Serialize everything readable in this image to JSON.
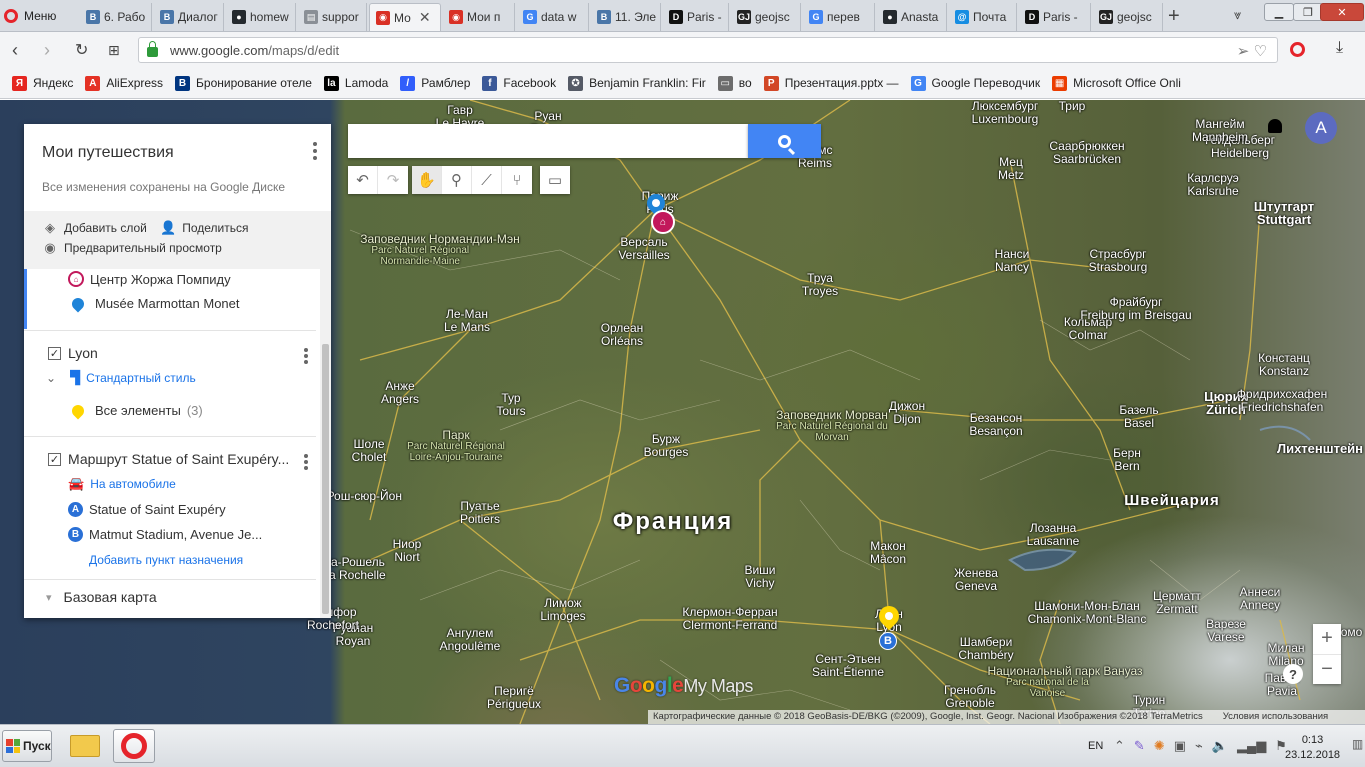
{
  "browser": {
    "menu_label": "Меню",
    "tabs": [
      {
        "label": "6. Рабо",
        "icon": "vk-icon",
        "color": "#4a76a8"
      },
      {
        "label": "Диалог",
        "icon": "vk-icon",
        "color": "#4a76a8"
      },
      {
        "label": "homew",
        "icon": "github-icon",
        "color": "#24292e"
      },
      {
        "label": "suppor",
        "icon": "document-icon",
        "color": "#8a8f96"
      },
      {
        "label": "Мо",
        "icon": "mymaps-icon",
        "color": "#d93025",
        "active": true
      },
      {
        "label": "Мои п",
        "icon": "mymaps-icon",
        "color": "#d93025"
      },
      {
        "label": "data w",
        "icon": "google-icon",
        "color": "#4285f4"
      },
      {
        "label": "11. Эле",
        "icon": "vk-icon",
        "color": "#4a76a8"
      },
      {
        "label": "Paris -",
        "icon": "d-icon",
        "color": "#111111"
      },
      {
        "label": "geojsc",
        "icon": "geojson-icon",
        "color": "#222222"
      },
      {
        "label": "перев",
        "icon": "google-icon",
        "color": "#4285f4"
      },
      {
        "label": "Anasta",
        "icon": "github-icon",
        "color": "#24292e"
      },
      {
        "label": "Почта",
        "icon": "mail-icon",
        "color": "#168de2"
      },
      {
        "label": "Paris -",
        "icon": "d-icon",
        "color": "#111111"
      },
      {
        "label": "geojsc",
        "icon": "geojson-icon",
        "color": "#222222"
      }
    ],
    "tab_close": "✕",
    "new_tab": "+",
    "url_host": "www.google.com",
    "url_path": "/maps/d/edit"
  },
  "bookmarks": [
    {
      "label": "Яндекс",
      "icon": "yandex-icon",
      "color": "#e52620"
    },
    {
      "label": "AliExpress",
      "icon": "aliexpress-icon",
      "color": "#e43225"
    },
    {
      "label": "Бронирование отеле",
      "icon": "booking-icon",
      "color": "#003580"
    },
    {
      "label": "Lamoda",
      "icon": "lamoda-icon",
      "color": "#000000"
    },
    {
      "label": "Рамблер",
      "icon": "rambler-icon",
      "color": "#315efb"
    },
    {
      "label": "Facebook",
      "icon": "facebook-icon",
      "color": "#3b5998"
    },
    {
      "label": "Benjamin Franklin: Fir",
      "icon": "seal-icon",
      "color": "#555a66"
    },
    {
      "label": "во",
      "icon": "folder-icon",
      "color": "#6c6c6c"
    },
    {
      "label": "Презентация.pptx —",
      "icon": "powerpoint-icon",
      "color": "#d24726"
    },
    {
      "label": "Google Переводчик",
      "icon": "translate-icon",
      "color": "#4285f4"
    },
    {
      "label": "Microsoft Office Onli",
      "icon": "office-icon",
      "color": "#eb3c00"
    }
  ],
  "panel": {
    "title": "Мои путешествия",
    "subtitle": "Все изменения сохранены на Google Диске",
    "actions": {
      "add_layer": "Добавить слой",
      "share": "Поделиться",
      "preview": "Предварительный просмотр"
    },
    "places": [
      {
        "label": "Центр Жоржа Помпиду",
        "icon": "museum-icon"
      },
      {
        "label": "Musée Marmottan Monet",
        "icon": "pin-icon"
      }
    ],
    "lyon_layer": {
      "name": "Lyon",
      "style_label": "Стандартный стиль",
      "all_items": "Все элементы",
      "count": "(3)"
    },
    "route_layer": {
      "name": "Маршрут Statue of Saint Exupéry...",
      "mode": "На автомобиле",
      "stop_a_letter": "A",
      "stop_a": "Statue of Saint Exupéry",
      "stop_b_letter": "B",
      "stop_b": "Matmut Stadium, Avenue Je...",
      "add_destination": "Добавить пункт назначения"
    },
    "base_map": "Базовая карта"
  },
  "map": {
    "search_placeholder": "",
    "avatar_letter": "A",
    "logo_google": [
      "G",
      "o",
      "o",
      "g",
      "l",
      "e"
    ],
    "logo_mymaps": "My Maps",
    "country_label": "Франция",
    "switzerland_label": "Швейцария",
    "attribution": "Картографические данные © 2018 GeoBasis-DE/BKG (©2009), Google, Inst. Geogr. Nacional Изображения ©2018 TerraMetrics",
    "terms": "Условия использования",
    "zoom_in": "+",
    "zoom_out": "−",
    "help": "?",
    "places": [
      {
        "ru": "Гавр",
        "en": "Le Havre"
      },
      {
        "ru": "Руан",
        "en": "Rouen"
      },
      {
        "ru": "Реймс",
        "en": "Reims"
      },
      {
        "ru": "Париж",
        "en": "Paris"
      },
      {
        "ru": "Версаль",
        "en": "Versailles"
      },
      {
        "ru": "Мец",
        "en": "Metz"
      },
      {
        "ru": "Саарбрюккен",
        "en": "Saarbrücken"
      },
      {
        "ru": "Гейдельберг",
        "en": "Heidelberg"
      },
      {
        "ru": "Мангейм",
        "en": "Mannheim"
      },
      {
        "ru": "Карлсруэ",
        "en": "Karlsruhe"
      },
      {
        "ru": "Штутгарт",
        "en": "Stuttgart"
      },
      {
        "ru": "Нанси",
        "en": "Nancy"
      },
      {
        "ru": "Страсбург",
        "en": "Strasbourg"
      },
      {
        "ru": "Труа",
        "en": "Troyes"
      },
      {
        "ru": "Ле-Ман",
        "en": "Le Mans"
      },
      {
        "ru": "Орлеан",
        "en": "Orléans"
      },
      {
        "ru": "Кольмар",
        "en": "Colmar"
      },
      {
        "ru": "Фрайбург",
        "en": "Freiburg im Breisgau"
      },
      {
        "ru": "Анже",
        "en": "Angers"
      },
      {
        "ru": "Тур",
        "en": "Tours"
      },
      {
        "ru": "Дижон",
        "en": "Dijon"
      },
      {
        "ru": "Безансон",
        "en": "Besançon"
      },
      {
        "ru": "Базель",
        "en": "Basel"
      },
      {
        "ru": "Цюрих",
        "en": "Zürich"
      },
      {
        "ru": "Констанц",
        "en": "Konstanz"
      },
      {
        "ru": "Фридрихсхафен",
        "en": "Friedrichshafen"
      },
      {
        "ru": "Шоле",
        "en": "Cholet"
      },
      {
        "ru": "Бурж",
        "en": "Bourges"
      },
      {
        "ru": "Берн",
        "en": "Bern"
      },
      {
        "ru": "Лихтенштейн",
        "en": ""
      },
      {
        "ru": "Пуатье",
        "en": "Poitiers"
      },
      {
        "ru": "Лозанна",
        "en": "Lausanne"
      },
      {
        "ru": "Ниор",
        "en": "Niort"
      },
      {
        "ru": "Макон",
        "en": "Mâcon"
      },
      {
        "ru": "Виши",
        "en": "Vichy"
      },
      {
        "ru": "Женева",
        "en": "Geneva"
      },
      {
        "ru": "Лимож",
        "en": "Limoges"
      },
      {
        "ru": "Клермон-Ферран",
        "en": "Clermont-Ferrand"
      },
      {
        "ru": "Лион",
        "en": "Lyon"
      },
      {
        "ru": "Аннеси",
        "en": "Annecy"
      },
      {
        "ru": "Шамони-Мон-Блан",
        "en": "Chamonix-Mont-Blanc"
      },
      {
        "ru": "Церматт",
        "en": "Zermatt"
      },
      {
        "ru": "Варезе",
        "en": "Varese"
      },
      {
        "ru": "Ангулем",
        "en": "Angoulême"
      },
      {
        "ru": "Сент-Этьен",
        "en": "Saint-Étienne"
      },
      {
        "ru": "Шамбери",
        "en": "Chambéry"
      },
      {
        "ru": "Милан",
        "en": "Milano"
      },
      {
        "ru": "Ла-Рошель",
        "en": "La Rochelle"
      },
      {
        "ru": "Руайан",
        "en": "Royan"
      },
      {
        "ru": "Перигё",
        "en": "Périgueux"
      },
      {
        "ru": "Гренобль",
        "en": "Grenoble"
      },
      {
        "ru": "Турин",
        "en": "Torino"
      },
      {
        "ru": "Павия",
        "en": "Pavia"
      },
      {
        "ru": "Комо",
        "en": ""
      },
      {
        "ru": "Рошфор",
        "en": "Rochefort"
      },
      {
        "ru": "Люксембург",
        "en": "Luxembourg"
      },
      {
        "ru": "Трир",
        "en": ""
      },
      {
        "ru": "Ла-Рош-сюр-Йон",
        "en": ""
      }
    ],
    "regions": [
      {
        "ru": "Заповедник Нормандии-Мэн",
        "en": "Parc Naturel Régional Normandie-Maine"
      },
      {
        "ru": "Заповедник Морван",
        "en": "Parc Naturel Régional du Morvan"
      },
      {
        "ru": "Парк",
        "en": "Parc Naturel Régional Loire-Anjou-Touraine"
      },
      {
        "ru": "Национальный парк Вануаз",
        "en": "Parc national de la Vanoise"
      }
    ]
  },
  "taskbar": {
    "start_label": "Пуск",
    "lang": "EN",
    "time": "0:13",
    "date": "23.12.2018"
  }
}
______________________________
» Task goal
Look through the entries above; copy every line holding the string "name".

» Written solution
      "name": "Lyon",
      "name": "Маршрут Statue of Saint Exupéry...",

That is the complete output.